Records about charts and figures
+ + + +

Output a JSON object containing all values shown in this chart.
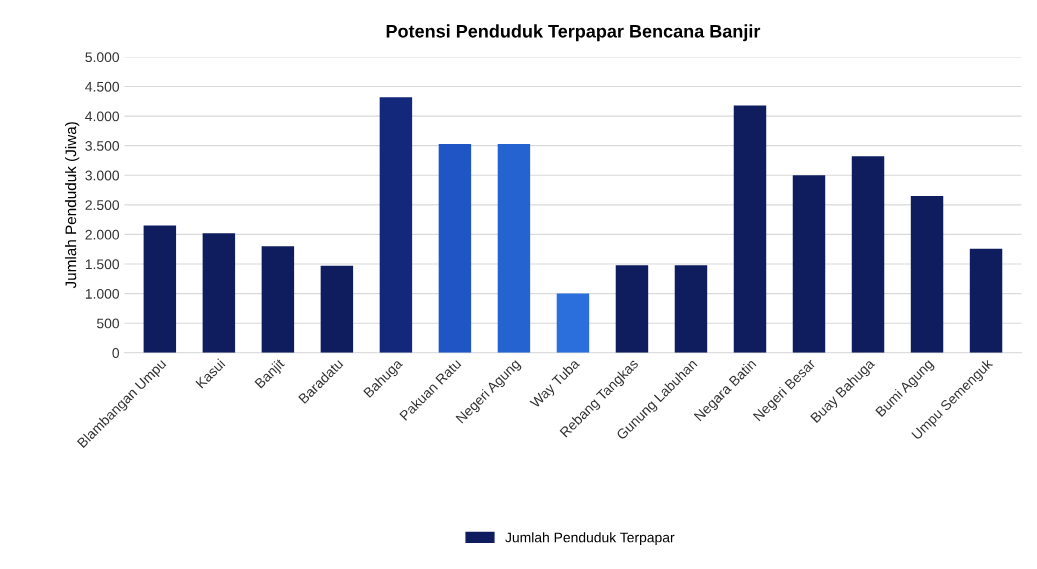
{
  "chart_data": {
    "type": "bar",
    "title": "Potensi Penduduk Terpapar Bencana Banjir",
    "ylabel": "Jumlah Penduduk (Jiwa)",
    "categories": [
      "Blambangan Umpu",
      "Kasui",
      "Banjit",
      "Baradatu",
      "Bahuga",
      "Pakuan Ratu",
      "Negeri Agung",
      "Way Tuba",
      "Rebang Tangkas",
      "Gunung Labuhan",
      "Negara Batin",
      "Negeri Besar",
      "Buay Bahuga",
      "Bumi Agung",
      "Umpu Semenguk"
    ],
    "series": [
      {
        "name": "Jumlah Penduduk Terpapar",
        "color": "#0f1d5e",
        "colors": [
          "#0f1d5e",
          "#0f1d5e",
          "#0f1d5e",
          "#0f1d5e",
          "#13287a",
          "#1f55c4",
          "#2463d0",
          "#2a6fdc",
          "#0f1d5e",
          "#0f1d5e",
          "#0f1d5e",
          "#0f1d5e",
          "#0f1d5e",
          "#0f1d5e",
          "#0f1d5e"
        ],
        "values": [
          2150,
          2020,
          1800,
          1470,
          4320,
          3530,
          3530,
          1000,
          1480,
          1480,
          4180,
          3000,
          3320,
          2650,
          1760
        ]
      }
    ],
    "ylim": [
      0,
      5000
    ],
    "yticks": [
      0,
      500,
      {
        "value": 1000,
        "label": "1.000"
      },
      {
        "value": 1500,
        "label": "1.500"
      },
      {
        "value": 2000,
        "label": "2.000"
      },
      {
        "value": 2500,
        "label": "2.500"
      },
      {
        "value": 3000,
        "label": "3.000"
      },
      {
        "value": 3500,
        "label": "3.500"
      },
      {
        "value": 4000,
        "label": "4.000"
      },
      {
        "value": 4500,
        "label": "4.500"
      },
      {
        "value": 5000,
        "label": "5.000"
      }
    ],
    "grid": "y",
    "legend": "bottom"
  }
}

+ + + +

▶ [Task requirements]:
Give nothing but the number of lines containing the string "Terpapar".

▶ [Solution to the exercise]:
2